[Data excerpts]
┄┄┄┄┄┄┄┄┄┄
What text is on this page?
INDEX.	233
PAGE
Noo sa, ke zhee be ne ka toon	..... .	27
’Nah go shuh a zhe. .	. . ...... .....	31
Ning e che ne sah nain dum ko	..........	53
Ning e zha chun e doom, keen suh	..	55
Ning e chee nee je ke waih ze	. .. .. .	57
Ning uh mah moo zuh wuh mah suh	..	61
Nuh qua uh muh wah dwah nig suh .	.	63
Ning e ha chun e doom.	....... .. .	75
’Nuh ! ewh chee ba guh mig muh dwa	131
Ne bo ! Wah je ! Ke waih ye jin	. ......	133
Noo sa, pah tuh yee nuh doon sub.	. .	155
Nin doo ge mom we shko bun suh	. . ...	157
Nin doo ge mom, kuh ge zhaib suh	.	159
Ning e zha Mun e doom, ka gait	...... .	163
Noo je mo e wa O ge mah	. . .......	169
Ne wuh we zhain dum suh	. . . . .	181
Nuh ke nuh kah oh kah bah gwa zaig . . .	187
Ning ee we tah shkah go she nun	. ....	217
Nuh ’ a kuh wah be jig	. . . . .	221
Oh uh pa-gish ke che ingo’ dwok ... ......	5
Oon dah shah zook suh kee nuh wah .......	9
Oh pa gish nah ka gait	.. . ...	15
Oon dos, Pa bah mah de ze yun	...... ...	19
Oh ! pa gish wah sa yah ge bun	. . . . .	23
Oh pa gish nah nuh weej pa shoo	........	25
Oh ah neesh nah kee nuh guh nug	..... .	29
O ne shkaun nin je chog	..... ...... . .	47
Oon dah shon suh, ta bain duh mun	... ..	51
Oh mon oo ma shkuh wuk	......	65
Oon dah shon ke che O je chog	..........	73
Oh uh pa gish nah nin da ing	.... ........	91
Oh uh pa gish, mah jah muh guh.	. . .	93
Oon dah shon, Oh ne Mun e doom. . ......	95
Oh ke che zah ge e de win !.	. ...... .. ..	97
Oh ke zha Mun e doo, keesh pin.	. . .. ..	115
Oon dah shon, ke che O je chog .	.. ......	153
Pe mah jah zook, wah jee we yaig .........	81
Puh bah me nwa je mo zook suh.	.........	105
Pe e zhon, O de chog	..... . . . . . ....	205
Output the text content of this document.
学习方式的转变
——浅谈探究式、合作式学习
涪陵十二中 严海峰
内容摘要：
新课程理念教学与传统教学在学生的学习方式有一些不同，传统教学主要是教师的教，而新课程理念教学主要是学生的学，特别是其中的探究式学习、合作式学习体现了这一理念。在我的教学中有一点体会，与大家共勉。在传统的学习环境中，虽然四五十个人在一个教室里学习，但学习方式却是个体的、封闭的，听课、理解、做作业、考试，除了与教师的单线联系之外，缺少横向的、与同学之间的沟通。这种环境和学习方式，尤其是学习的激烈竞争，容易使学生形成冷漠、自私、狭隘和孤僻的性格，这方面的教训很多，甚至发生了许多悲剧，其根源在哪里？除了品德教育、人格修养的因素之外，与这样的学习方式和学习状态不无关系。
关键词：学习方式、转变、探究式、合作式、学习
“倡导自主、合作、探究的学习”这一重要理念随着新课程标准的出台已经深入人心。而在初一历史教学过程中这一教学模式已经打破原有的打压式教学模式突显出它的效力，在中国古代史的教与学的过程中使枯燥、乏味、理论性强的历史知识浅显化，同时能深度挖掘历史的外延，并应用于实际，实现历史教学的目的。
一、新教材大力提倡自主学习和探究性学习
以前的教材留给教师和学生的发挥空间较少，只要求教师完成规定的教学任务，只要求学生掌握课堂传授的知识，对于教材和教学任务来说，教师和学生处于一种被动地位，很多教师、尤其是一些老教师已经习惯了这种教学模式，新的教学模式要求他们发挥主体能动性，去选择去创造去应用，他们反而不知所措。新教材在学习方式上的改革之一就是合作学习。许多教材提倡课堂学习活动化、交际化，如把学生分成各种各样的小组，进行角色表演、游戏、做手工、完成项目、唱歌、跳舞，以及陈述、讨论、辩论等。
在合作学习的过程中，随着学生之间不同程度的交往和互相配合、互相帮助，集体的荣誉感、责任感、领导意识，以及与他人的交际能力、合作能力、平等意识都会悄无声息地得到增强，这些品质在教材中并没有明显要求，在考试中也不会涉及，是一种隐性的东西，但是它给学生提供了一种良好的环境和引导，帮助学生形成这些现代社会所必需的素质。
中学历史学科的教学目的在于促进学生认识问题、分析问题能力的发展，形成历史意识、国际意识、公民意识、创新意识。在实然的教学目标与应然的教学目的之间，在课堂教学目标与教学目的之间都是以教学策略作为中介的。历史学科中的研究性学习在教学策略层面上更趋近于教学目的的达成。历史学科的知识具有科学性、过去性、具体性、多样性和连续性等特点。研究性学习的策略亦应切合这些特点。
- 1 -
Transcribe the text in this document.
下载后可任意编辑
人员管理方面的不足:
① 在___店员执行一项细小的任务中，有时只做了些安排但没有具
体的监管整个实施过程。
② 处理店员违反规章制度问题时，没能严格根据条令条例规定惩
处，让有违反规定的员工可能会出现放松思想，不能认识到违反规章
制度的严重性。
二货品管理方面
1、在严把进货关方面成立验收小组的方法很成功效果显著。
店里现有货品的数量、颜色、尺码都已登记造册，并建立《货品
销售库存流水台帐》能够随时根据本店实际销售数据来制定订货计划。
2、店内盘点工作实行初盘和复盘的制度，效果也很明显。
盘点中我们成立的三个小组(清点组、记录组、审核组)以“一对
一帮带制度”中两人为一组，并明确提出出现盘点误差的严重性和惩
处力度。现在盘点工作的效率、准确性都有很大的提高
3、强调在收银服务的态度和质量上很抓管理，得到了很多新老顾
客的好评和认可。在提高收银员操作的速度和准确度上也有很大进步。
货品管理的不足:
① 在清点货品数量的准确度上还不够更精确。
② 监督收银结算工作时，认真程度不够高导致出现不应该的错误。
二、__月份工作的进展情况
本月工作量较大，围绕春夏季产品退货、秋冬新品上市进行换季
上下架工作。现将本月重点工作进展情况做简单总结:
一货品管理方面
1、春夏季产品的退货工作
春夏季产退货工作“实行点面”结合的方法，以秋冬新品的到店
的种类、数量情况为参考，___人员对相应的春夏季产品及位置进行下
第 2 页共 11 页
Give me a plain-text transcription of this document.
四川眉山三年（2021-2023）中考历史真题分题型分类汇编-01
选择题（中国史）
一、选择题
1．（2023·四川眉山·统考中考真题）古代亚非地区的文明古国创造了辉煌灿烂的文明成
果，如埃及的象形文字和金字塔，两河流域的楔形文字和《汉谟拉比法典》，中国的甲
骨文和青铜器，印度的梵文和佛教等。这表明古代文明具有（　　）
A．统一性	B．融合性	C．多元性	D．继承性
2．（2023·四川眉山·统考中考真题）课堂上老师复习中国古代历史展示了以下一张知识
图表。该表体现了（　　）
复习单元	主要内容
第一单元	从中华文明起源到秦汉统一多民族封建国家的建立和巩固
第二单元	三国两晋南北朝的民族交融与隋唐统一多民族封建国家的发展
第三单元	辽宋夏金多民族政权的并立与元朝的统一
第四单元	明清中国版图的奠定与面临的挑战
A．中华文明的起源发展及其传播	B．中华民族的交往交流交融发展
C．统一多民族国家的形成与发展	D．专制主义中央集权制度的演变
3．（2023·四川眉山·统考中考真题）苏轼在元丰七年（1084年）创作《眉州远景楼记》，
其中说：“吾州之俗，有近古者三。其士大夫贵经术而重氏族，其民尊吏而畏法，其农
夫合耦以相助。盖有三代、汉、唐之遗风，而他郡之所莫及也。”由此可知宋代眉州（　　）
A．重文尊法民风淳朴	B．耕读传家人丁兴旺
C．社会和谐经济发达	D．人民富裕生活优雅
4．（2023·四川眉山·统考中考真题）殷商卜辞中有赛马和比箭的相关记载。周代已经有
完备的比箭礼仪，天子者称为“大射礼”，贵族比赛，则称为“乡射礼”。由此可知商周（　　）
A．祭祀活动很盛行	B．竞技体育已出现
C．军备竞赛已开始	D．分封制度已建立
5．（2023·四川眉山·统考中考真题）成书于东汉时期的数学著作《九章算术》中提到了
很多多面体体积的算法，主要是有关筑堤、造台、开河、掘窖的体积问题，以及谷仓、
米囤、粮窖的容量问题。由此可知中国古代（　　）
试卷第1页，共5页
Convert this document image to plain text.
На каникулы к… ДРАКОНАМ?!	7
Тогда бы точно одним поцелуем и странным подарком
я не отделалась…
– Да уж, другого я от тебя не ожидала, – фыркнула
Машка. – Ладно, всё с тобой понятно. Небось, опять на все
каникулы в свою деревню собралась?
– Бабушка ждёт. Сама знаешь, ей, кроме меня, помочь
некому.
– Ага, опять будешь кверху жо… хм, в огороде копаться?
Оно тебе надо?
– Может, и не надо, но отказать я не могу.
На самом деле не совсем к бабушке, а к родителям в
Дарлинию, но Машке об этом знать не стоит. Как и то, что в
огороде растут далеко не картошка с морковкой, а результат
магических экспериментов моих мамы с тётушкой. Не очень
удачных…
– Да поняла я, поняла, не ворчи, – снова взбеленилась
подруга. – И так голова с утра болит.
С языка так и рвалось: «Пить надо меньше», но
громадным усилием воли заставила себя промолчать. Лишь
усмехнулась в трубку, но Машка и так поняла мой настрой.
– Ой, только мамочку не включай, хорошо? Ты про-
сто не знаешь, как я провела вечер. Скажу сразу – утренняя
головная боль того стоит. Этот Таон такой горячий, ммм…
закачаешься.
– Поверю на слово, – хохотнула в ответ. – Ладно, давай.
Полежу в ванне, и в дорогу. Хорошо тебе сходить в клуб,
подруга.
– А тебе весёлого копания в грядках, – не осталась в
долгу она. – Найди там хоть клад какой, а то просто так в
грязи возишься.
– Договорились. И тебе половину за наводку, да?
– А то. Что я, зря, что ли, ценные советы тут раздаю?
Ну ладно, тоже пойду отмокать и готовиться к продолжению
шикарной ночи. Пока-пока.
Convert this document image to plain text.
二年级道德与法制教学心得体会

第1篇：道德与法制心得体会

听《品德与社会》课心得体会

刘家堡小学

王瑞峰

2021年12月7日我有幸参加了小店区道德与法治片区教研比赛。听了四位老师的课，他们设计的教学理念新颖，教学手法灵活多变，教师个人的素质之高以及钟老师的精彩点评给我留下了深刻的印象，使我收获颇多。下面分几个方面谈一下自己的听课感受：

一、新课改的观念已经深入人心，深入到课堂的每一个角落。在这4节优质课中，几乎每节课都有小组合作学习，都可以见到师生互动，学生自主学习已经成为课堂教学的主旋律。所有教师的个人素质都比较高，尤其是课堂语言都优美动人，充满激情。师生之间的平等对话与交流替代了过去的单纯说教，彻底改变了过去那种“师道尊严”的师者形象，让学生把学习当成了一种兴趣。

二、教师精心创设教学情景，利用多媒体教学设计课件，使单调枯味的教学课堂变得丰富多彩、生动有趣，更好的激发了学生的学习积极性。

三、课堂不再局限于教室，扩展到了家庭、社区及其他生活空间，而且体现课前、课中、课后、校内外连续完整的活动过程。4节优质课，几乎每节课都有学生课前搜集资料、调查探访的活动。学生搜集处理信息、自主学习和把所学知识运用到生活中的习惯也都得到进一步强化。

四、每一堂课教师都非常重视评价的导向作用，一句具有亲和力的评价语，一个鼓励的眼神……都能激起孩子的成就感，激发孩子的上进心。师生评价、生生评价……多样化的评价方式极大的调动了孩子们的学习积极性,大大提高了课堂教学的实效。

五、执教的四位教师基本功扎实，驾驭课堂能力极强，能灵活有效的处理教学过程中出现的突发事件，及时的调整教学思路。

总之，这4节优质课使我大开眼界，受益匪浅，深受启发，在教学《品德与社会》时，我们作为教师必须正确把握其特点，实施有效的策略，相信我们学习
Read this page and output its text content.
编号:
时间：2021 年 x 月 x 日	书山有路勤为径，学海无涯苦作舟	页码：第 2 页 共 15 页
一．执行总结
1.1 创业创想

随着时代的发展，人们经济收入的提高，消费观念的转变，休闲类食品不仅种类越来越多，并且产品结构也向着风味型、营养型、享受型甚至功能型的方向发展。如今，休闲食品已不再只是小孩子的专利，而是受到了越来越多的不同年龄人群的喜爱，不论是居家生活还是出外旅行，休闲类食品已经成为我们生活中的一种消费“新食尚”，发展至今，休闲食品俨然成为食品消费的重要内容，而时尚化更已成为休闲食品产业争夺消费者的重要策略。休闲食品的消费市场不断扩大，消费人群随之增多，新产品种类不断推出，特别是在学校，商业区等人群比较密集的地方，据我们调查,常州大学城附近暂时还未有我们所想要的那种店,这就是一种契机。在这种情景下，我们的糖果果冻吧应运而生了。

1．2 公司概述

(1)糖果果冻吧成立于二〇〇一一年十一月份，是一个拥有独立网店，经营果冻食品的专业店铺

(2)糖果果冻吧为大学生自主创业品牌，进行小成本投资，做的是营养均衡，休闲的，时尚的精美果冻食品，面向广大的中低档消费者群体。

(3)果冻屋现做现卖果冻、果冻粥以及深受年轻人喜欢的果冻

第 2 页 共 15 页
┄┄┄┄┄┄┄┄┄┄
▶ _What needs to be done_
Give back exactly the lines beginning at the one with "Read this page and output its text content." and ending at the final line of the material; both boundary lines belong in it.

▶ _Result_
Read this page and output its text content.
编号:
时间：2021 年 x 月 x 日	书山有路勤为径，学海无涯苦作舟	页码：第 2 页 共 15 页
一．执行总结
1.1 创业创想

随着时代的发展，人们经济收入的提高，消费观念的转变，休闲类食品不仅种类越来越多，并且产品结构也向着风味型、营养型、享受型甚至功能型的方向发展。如今，休闲食品已不再只是小孩子的专利，而是受到了越来越多的不同年龄人群的喜爱，不论是居家生活还是出外旅行，休闲类食品已经成为我们生活中的一种消费“新食尚”，发展至今，休闲食品俨然成为食品消费的重要内容，而时尚化更已成为休闲食品产业争夺消费者的重要策略。休闲食品的消费市场不断扩大，消费人群随之增多，新产品种类不断推出，特别是在学校，商业区等人群比较密集的地方，据我们调查,常州大学城附近暂时还未有我们所想要的那种店,这就是一种契机。在这种情景下，我们的糖果果冻吧应运而生了。

1．2 公司概述

(1)糖果果冻吧成立于二〇〇一一年十一月份，是一个拥有独立网店，经营果冻食品的专业店铺

(2)糖果果冻吧为大学生自主创业品牌，进行小成本投资，做的是营养均衡，休闲的，时尚的精美果冻食品，面向广大的中低档消费者群体。

(3)果冻屋现做现卖果冻、果冻粥以及深受年轻人喜欢的果冻

第 2 页 共 15 页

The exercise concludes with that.